*RECORDS SHOWN:*
────────────────
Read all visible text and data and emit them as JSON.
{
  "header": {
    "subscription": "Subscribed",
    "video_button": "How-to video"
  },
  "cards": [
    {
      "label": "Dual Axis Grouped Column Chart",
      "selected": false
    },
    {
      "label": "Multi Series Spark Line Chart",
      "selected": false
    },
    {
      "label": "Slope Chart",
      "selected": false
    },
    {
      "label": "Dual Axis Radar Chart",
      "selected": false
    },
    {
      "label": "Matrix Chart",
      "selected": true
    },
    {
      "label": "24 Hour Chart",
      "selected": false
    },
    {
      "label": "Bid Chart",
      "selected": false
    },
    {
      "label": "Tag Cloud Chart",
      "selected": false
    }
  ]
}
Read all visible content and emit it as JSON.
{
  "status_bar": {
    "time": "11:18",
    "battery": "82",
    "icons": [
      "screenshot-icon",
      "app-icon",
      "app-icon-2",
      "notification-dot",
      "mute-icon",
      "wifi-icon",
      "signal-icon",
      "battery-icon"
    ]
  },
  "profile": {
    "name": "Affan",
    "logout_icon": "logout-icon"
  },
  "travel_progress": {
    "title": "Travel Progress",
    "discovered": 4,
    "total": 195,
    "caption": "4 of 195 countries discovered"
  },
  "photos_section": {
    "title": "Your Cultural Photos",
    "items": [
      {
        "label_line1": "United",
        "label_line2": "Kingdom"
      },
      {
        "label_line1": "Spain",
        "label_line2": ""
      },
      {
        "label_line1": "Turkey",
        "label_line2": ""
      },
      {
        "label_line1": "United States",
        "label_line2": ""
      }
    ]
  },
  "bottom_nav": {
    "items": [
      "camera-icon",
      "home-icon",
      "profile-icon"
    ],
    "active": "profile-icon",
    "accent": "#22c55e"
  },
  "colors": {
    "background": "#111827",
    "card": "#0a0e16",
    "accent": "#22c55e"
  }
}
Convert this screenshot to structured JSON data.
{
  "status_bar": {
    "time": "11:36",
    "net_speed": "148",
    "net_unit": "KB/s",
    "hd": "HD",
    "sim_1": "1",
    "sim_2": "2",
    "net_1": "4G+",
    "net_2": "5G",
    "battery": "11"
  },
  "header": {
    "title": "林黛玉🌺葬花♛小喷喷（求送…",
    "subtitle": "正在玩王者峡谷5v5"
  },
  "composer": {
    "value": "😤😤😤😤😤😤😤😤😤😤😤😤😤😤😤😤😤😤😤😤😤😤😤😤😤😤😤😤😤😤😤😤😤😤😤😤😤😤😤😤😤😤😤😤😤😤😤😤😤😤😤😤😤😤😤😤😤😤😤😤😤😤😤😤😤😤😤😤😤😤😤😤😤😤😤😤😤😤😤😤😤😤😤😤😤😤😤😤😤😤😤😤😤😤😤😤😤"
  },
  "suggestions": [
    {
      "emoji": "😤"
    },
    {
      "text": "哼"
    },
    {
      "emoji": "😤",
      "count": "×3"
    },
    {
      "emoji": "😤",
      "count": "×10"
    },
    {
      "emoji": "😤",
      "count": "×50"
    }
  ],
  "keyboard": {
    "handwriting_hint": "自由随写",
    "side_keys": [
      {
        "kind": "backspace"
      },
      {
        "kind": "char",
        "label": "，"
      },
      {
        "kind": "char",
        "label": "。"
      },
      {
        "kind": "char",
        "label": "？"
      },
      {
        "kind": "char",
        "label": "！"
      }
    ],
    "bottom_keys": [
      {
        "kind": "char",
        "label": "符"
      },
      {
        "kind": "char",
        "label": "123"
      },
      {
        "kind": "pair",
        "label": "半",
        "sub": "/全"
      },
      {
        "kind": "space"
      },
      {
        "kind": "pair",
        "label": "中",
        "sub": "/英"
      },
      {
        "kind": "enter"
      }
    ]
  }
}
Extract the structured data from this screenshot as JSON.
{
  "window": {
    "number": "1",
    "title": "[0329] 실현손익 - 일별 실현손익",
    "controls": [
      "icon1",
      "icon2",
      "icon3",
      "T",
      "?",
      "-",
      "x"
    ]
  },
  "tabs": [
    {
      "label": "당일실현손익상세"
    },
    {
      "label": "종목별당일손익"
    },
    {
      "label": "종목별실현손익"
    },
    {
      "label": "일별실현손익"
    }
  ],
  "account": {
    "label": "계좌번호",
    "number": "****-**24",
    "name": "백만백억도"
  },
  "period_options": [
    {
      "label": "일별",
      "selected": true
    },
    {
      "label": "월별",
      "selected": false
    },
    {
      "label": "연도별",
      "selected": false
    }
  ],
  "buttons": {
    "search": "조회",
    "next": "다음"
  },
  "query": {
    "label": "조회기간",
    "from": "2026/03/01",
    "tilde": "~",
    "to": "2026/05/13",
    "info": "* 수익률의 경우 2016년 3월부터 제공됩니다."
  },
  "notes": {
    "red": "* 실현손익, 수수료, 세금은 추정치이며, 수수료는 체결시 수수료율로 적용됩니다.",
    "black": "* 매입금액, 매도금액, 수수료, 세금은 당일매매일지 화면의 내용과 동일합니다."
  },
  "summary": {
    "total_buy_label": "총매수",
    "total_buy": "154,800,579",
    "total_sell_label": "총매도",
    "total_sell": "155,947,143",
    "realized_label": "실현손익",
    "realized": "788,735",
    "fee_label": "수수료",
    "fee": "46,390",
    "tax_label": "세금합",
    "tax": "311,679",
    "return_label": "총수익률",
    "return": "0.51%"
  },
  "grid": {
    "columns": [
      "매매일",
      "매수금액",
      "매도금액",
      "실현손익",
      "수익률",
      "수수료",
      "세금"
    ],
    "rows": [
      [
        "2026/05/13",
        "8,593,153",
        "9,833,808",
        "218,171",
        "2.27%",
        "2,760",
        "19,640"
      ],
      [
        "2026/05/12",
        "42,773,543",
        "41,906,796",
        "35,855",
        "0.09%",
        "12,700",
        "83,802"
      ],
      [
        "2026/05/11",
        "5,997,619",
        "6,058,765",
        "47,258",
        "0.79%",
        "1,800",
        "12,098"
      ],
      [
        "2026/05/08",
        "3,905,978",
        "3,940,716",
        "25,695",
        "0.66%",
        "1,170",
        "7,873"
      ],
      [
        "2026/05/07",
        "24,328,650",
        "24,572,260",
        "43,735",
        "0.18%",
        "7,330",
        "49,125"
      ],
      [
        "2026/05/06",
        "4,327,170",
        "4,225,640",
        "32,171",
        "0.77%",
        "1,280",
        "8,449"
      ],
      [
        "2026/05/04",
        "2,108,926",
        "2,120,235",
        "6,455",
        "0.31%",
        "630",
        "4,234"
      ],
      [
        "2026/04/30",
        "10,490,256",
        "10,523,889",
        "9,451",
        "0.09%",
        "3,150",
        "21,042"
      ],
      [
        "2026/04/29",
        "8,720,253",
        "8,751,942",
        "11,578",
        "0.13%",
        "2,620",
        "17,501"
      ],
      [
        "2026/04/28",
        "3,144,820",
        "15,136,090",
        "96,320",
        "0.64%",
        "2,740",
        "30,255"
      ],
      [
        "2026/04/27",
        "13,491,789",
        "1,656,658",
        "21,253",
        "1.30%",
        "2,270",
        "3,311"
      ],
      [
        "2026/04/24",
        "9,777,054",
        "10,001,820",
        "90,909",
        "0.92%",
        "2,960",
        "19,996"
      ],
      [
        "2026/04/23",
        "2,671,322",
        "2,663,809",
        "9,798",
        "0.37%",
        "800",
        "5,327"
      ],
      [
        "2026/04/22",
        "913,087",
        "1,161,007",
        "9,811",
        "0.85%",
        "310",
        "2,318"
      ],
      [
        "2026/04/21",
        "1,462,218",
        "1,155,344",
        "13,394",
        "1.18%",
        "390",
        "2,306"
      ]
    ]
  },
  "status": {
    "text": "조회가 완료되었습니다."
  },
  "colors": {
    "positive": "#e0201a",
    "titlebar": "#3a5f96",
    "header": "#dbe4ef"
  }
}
────────────────
*PROBLEM REQUIREMENTS:* Find the lines above holding the word "screenshot" and show them.

*FINISHED ANSWER:*
      "screenshot-icon",
Convert this screenshot to structured JSON data.
Extract the structured data from this screenshot as JSON.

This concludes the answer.